(Collected data entries)
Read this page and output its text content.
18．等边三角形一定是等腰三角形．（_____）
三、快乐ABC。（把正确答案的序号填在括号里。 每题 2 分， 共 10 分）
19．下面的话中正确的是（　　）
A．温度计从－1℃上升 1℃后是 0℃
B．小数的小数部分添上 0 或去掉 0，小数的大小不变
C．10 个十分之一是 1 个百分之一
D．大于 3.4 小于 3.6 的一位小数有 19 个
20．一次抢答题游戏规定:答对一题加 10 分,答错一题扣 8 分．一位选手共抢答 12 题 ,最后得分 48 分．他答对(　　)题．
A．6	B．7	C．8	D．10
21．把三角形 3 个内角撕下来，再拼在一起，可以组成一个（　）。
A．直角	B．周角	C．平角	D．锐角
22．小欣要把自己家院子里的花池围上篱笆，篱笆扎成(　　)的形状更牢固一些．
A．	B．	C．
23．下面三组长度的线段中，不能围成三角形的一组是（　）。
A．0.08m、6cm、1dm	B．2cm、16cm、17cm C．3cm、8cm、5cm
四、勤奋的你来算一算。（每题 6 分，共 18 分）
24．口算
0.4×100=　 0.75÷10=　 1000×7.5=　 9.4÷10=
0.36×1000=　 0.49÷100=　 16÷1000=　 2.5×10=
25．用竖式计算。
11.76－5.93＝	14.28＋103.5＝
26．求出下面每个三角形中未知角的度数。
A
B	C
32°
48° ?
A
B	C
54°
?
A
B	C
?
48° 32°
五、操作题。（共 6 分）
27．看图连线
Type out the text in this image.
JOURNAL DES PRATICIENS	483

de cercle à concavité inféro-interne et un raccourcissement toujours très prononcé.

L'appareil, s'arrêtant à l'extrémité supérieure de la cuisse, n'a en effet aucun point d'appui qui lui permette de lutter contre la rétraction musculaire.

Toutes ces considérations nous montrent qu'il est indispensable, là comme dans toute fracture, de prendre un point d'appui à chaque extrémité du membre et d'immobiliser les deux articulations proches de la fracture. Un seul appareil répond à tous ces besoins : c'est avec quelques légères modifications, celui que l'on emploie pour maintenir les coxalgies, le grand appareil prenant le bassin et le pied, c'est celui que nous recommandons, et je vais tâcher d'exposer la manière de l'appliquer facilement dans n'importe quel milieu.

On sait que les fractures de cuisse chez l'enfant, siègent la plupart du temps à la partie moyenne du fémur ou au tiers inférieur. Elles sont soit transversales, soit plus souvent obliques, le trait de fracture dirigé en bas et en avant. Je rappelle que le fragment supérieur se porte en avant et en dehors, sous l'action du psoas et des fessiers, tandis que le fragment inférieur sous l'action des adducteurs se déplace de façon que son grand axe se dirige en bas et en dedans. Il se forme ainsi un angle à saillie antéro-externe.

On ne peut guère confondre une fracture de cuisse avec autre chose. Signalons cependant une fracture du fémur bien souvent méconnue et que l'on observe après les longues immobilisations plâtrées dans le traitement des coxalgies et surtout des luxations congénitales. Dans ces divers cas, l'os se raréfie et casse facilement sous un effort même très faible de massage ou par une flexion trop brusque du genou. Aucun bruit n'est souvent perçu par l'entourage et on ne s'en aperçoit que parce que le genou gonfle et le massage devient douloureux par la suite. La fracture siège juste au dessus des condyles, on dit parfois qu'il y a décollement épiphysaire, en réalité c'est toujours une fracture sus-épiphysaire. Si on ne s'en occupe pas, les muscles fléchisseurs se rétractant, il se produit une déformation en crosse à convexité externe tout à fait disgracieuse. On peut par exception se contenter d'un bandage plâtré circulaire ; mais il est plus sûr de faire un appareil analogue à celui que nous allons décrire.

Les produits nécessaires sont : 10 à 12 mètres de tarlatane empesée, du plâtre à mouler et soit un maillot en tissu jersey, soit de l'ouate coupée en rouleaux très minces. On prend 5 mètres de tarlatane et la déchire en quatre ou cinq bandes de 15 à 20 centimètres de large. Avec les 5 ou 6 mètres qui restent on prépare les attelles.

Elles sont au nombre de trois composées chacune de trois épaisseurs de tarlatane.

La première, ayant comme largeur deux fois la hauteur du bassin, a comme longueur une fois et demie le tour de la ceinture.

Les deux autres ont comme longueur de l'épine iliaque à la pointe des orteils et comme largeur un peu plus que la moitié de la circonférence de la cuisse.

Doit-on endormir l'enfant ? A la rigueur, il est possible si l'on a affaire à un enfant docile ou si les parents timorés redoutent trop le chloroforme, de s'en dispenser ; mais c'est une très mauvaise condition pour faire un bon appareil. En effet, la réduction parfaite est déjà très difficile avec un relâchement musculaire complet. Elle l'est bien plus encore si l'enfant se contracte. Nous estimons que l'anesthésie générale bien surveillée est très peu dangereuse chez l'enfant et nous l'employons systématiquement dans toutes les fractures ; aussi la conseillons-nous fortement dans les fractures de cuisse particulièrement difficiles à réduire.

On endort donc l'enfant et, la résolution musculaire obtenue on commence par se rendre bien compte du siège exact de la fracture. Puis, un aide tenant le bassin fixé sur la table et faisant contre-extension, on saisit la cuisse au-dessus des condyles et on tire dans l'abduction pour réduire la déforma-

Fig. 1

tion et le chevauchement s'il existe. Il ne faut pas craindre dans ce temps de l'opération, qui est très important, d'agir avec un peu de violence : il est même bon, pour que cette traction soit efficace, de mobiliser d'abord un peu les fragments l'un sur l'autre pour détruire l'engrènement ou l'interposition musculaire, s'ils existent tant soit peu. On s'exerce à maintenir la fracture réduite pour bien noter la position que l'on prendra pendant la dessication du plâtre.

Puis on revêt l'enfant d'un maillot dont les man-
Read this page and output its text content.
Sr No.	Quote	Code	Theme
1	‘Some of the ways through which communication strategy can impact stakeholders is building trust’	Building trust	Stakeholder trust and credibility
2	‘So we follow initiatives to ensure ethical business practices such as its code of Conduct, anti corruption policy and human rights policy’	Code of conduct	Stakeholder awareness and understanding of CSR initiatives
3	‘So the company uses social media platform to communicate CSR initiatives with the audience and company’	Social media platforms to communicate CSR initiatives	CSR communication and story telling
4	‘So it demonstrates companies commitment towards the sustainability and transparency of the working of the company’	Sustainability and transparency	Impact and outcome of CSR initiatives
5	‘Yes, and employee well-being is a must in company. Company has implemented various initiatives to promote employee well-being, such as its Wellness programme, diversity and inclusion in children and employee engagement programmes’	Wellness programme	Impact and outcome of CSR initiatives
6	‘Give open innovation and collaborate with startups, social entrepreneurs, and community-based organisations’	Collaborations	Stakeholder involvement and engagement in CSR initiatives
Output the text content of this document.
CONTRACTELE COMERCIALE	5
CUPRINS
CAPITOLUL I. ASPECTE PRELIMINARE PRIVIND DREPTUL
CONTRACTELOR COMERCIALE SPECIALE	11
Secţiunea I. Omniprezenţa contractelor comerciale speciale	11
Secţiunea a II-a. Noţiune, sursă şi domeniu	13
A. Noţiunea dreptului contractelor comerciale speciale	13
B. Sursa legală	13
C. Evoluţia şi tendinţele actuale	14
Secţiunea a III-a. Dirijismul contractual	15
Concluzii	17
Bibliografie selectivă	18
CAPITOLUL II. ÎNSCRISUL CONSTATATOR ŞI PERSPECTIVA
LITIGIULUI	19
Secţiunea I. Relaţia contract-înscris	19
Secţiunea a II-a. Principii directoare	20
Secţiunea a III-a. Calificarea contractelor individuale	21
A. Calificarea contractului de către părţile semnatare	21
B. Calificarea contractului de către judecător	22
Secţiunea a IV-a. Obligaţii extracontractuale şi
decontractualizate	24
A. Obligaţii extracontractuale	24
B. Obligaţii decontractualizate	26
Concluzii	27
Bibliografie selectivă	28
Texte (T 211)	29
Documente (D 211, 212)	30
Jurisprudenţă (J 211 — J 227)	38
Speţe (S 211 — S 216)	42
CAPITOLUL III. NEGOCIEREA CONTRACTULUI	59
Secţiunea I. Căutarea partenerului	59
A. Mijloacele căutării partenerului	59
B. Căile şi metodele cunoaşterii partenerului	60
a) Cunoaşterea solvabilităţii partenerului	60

Request: How many lines of the data hold the string "Secţiunea"? Reply with the number alone.

Response to this exercise: 8